* [What is asked]:
Return the full material exactly.

* [Extracted information]:
-- BEGIN --
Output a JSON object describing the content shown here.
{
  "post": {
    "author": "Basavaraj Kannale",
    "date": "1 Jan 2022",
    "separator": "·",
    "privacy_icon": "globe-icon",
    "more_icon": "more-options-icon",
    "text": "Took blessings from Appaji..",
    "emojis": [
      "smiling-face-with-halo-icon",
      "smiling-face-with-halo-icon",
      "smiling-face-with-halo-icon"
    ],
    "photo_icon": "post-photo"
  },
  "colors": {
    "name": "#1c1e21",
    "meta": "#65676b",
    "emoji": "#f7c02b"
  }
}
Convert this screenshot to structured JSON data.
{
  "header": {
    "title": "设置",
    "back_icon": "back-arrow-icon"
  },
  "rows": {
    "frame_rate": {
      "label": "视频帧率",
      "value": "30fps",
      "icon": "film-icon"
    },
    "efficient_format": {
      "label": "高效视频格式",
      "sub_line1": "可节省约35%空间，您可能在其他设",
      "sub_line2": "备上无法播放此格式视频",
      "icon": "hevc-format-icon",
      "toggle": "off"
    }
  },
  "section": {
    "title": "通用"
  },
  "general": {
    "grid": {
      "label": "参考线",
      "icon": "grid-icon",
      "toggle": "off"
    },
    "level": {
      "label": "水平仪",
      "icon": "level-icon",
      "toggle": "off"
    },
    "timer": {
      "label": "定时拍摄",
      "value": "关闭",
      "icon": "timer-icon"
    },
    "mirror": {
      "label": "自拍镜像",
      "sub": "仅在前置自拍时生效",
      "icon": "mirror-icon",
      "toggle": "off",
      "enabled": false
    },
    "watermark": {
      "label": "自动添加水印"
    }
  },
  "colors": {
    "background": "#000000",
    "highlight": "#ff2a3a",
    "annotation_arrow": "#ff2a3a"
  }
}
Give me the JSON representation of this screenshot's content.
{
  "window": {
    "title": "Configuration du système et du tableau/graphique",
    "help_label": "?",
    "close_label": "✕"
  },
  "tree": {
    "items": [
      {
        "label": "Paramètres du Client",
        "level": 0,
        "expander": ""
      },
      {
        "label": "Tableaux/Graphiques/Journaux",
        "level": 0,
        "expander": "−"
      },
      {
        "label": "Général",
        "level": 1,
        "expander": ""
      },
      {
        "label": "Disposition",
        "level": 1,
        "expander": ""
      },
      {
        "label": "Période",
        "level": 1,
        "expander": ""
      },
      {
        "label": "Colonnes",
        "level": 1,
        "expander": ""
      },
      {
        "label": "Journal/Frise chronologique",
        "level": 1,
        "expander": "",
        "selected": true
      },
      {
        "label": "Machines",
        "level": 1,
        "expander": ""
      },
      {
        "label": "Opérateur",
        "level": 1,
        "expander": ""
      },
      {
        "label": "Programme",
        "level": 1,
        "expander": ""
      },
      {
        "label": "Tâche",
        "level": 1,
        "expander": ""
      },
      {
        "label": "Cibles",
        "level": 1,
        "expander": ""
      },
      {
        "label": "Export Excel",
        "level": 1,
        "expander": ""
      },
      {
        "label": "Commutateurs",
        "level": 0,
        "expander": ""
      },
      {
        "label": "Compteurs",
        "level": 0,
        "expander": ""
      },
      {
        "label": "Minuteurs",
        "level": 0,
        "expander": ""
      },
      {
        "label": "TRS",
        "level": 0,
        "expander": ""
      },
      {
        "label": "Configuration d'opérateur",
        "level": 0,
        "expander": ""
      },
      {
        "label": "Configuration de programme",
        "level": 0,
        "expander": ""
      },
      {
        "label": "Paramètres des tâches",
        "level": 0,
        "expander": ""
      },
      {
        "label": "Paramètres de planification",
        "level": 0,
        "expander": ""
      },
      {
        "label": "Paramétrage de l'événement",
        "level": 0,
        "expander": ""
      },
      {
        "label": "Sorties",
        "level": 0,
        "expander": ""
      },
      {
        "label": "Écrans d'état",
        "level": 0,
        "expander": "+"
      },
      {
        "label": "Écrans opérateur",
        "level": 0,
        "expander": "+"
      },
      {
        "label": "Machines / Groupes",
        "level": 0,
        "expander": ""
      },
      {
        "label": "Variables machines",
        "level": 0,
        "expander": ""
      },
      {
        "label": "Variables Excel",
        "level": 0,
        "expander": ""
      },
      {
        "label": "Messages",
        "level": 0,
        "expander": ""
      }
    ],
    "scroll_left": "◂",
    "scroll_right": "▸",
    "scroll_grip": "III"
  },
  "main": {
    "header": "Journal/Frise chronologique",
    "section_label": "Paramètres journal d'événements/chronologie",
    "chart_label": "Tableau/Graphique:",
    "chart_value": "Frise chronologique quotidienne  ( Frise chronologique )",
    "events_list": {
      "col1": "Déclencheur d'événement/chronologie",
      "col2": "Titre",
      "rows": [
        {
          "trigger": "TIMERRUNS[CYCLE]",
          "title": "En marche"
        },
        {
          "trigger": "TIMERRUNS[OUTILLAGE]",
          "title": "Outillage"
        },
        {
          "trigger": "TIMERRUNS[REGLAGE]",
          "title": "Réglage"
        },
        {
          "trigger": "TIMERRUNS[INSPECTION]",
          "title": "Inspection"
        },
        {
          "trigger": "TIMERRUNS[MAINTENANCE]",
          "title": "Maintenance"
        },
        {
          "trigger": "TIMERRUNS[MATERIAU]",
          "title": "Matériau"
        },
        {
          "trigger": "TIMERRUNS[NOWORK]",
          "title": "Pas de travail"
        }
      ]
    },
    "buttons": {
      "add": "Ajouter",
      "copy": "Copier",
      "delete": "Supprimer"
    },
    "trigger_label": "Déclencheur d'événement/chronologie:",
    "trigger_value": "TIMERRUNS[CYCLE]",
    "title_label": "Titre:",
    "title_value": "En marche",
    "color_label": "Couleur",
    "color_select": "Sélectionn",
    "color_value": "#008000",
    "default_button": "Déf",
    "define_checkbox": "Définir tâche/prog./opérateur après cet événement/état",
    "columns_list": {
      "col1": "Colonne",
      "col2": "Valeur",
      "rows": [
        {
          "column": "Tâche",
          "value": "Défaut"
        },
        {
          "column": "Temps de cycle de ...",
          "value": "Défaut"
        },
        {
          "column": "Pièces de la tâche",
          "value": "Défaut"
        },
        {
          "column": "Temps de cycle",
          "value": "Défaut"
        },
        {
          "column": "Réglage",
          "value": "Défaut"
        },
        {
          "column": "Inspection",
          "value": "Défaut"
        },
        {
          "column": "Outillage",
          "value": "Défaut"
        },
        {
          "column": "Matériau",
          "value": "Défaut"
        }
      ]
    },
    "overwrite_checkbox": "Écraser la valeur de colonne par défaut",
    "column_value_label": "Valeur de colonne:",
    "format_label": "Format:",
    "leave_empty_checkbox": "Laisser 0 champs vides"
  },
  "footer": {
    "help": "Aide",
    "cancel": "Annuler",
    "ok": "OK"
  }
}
-- END --
* [Answer to the problem]:
Output a JSON object describing the content shown here.
{
  "post": {
    "author": "Basavaraj Kannale",
    "date": "1 Jan 2022",
    "separator": "·",
    "privacy_icon": "globe-icon",
    "more_icon": "more-options-icon",
    "text": "Took blessings from Appaji..",
    "emojis": [
      "smiling-face-with-halo-icon",
      "smiling-face-with-halo-icon",
      "smiling-face-with-halo-icon"
    ],
    "photo_icon": "post-photo"
  },
  "colors": {
    "name": "#1c1e21",
    "meta": "#65676b",
    "emoji": "#f7c02b"
  }
}
Convert this screenshot to structured JSON data.
{
  "header": {
    "title": "设置",
    "back_icon": "back-arrow-icon"
  },
  "rows": {
    "frame_rate": {
      "label": "视频帧率",
      "value": "30fps",
      "icon": "film-icon"
    },
    "efficient_format": {
      "label": "高效视频格式",
      "sub_line1": "可节省约35%空间，您可能在其他设",
      "sub_line2": "备上无法播放此格式视频",
      "icon": "hevc-format-icon",
      "toggle": "off"
    }
  },
  "section": {
    "title": "通用"
  },
  "general": {
    "grid": {
      "label": "参考线",
      "icon": "grid-icon",
      "toggle": "off"
    },
    "level": {
      "label": "水平仪",
      "icon": "level-icon",
      "toggle": "off"
    },
    "timer": {
      "label": "定时拍摄",
      "value": "关闭",
      "icon": "timer-icon"
    },
    "mirror": {
      "label": "自拍镜像",
      "sub": "仅在前置自拍时生效",
      "icon": "mirror-icon",
      "toggle": "off",
      "enabled": false
    },
    "watermark": {
      "label": "自动添加水印"
    }
  },
  "colors": {
    "background": "#000000",
    "highlight": "#ff2a3a",
    "annotation_arrow": "#ff2a3a"
  }
}
Give me the JSON representation of this screenshot's content.
{
  "window": {
    "title": "Configuration du système et du tableau/graphique",
    "help_label": "?",
    "close_label": "✕"
  },
  "tree": {
    "items": [
      {
        "label": "Paramètres du Client",
        "level": 0,
        "expander": ""
      },
      {
        "label": "Tableaux/Graphiques/Journaux",
        "level": 0,
        "expander": "−"
      },
      {
        "label": "Général",
        "level": 1,
        "expander": ""
      },
      {
        "label": "Disposition",
        "level": 1,
        "expander": ""
      },
      {
        "label": "Période",
        "level": 1,
        "expander": ""
      },
      {
        "label": "Colonnes",
        "level": 1,
        "expander": ""
      },
      {
        "label": "Journal/Frise chronologique",
        "level": 1,
        "expander": "",
        "selected": true
      },
      {
        "label": "Machines",
        "level": 1,
        "expander": ""
      },
      {
        "label": "Opérateur",
        "level": 1,
        "expander": ""
      },
      {
        "label": "Programme",
        "level": 1,
        "expander": ""
      },
      {
        "label": "Tâche",
        "level": 1,
        "expander": ""
      },
      {
        "label": "Cibles",
        "level": 1,
        "expander": ""
      },
      {
        "label": "Export Excel",
        "level": 1,
        "expander": ""
      },
      {
        "label": "Commutateurs",
        "level": 0,
        "expander": ""
      },
      {
        "label": "Compteurs",
        "level": 0,
        "expander": ""
      },
      {
        "label": "Minuteurs",
        "level": 0,
        "expander": ""
      },
      {
        "label": "TRS",
        "level": 0,
        "expander": ""
      },
      {
        "label": "Configuration d'opérateur",
        "level": 0,
        "expander": ""
      },
      {
        "label": "Configuration de programme",
        "level": 0,
        "expander": ""
      },
      {
        "label": "Paramètres des tâches",
        "level": 0,
        "expander": ""
      },
      {
        "label": "Paramètres de planification",
        "level": 0,
        "expander": ""
      },
      {
        "label": "Paramétrage de l'événement",
        "level": 0,
        "expander": ""
      },
      {
        "label": "Sorties",
        "level": 0,
        "expander": ""
      },
      {
        "label": "Écrans d'état",
        "level": 0,
        "expander": "+"
      },
      {
        "label": "Écrans opérateur",
        "level": 0,
        "expander": "+"
      },
      {
        "label": "Machines / Groupes",
        "level": 0,
        "expander": ""
      },
      {
        "label": "Variables machines",
        "level": 0,
        "expander": ""
      },
      {
        "label": "Variables Excel",
        "level": 0,
        "expander": ""
      },
      {
        "label": "Messages",
        "level": 0,
        "expander": ""
      }
    ],
    "scroll_left": "◂",
    "scroll_right": "▸",
    "scroll_grip": "III"
  },
  "main": {
    "header": "Journal/Frise chronologique",
    "section_label": "Paramètres journal d'événements/chronologie",
    "chart_label": "Tableau/Graphique:",
    "chart_value": "Frise chronologique quotidienne  ( Frise chronologique )",
    "events_list": {
      "col1": "Déclencheur d'événement/chronologie",
      "col2": "Titre",
      "rows": [
        {
          "trigger": "TIMERRUNS[CYCLE]",
          "title": "En marche"
        },
        {
          "trigger": "TIMERRUNS[OUTILLAGE]",
          "title": "Outillage"
        },
        {
          "trigger": "TIMERRUNS[REGLAGE]",
          "title": "Réglage"
        },
        {
          "trigger": "TIMERRUNS[INSPECTION]",
          "title": "Inspection"
        },
        {
          "trigger": "TIMERRUNS[MAINTENANCE]",
          "title": "Maintenance"
        },
        {
          "trigger": "TIMERRUNS[MATERIAU]",
          "title": "Matériau"
        },
        {
          "trigger": "TIMERRUNS[NOWORK]",
          "title": "Pas de travail"
        }
      ]
    },
    "buttons": {
      "add": "Ajouter",
      "copy": "Copier",
      "delete": "Supprimer"
    },
    "trigger_label": "Déclencheur d'événement/chronologie:",
    "trigger_value": "TIMERRUNS[CYCLE]",
    "title_label": "Titre:",
    "title_value": "En marche",
    "color_label": "Couleur",
    "color_select": "Sélectionn",
    "color_value": "#008000",
    "default_button": "Déf",
    "define_checkbox": "Définir tâche/prog./opérateur après cet événement/état",
    "columns_list": {
      "col1": "Colonne",
      "col2": "Valeur",
      "rows": [
        {
          "column": "Tâche",
          "value": "Défaut"
        },
        {
          "column": "Temps de cycle de ...",
          "value": "Défaut"
        },
        {
          "column": "Pièces de la tâche",
          "value": "Défaut"
        },
        {
          "column": "Temps de cycle",
          "value": "Défaut"
        },
        {
          "column": "Réglage",
          "value": "Défaut"
        },
        {
          "column": "Inspection",
          "value": "Défaut"
        },
        {
          "column": "Outillage",
          "value": "Défaut"
        },
        {
          "column": "Matériau",
          "value": "Défaut"
        }
      ]
    },
    "overwrite_checkbox": "Écraser la valeur de colonne par défaut",
    "column_value_label": "Valeur de colonne:",
    "format_label": "Format:",
    "leave_empty_checkbox": "Laisser 0 champs vides"
  },
  "footer": {
    "help": "Aide",
    "cancel": "Annuler",
    "ok": "OK"
  }
}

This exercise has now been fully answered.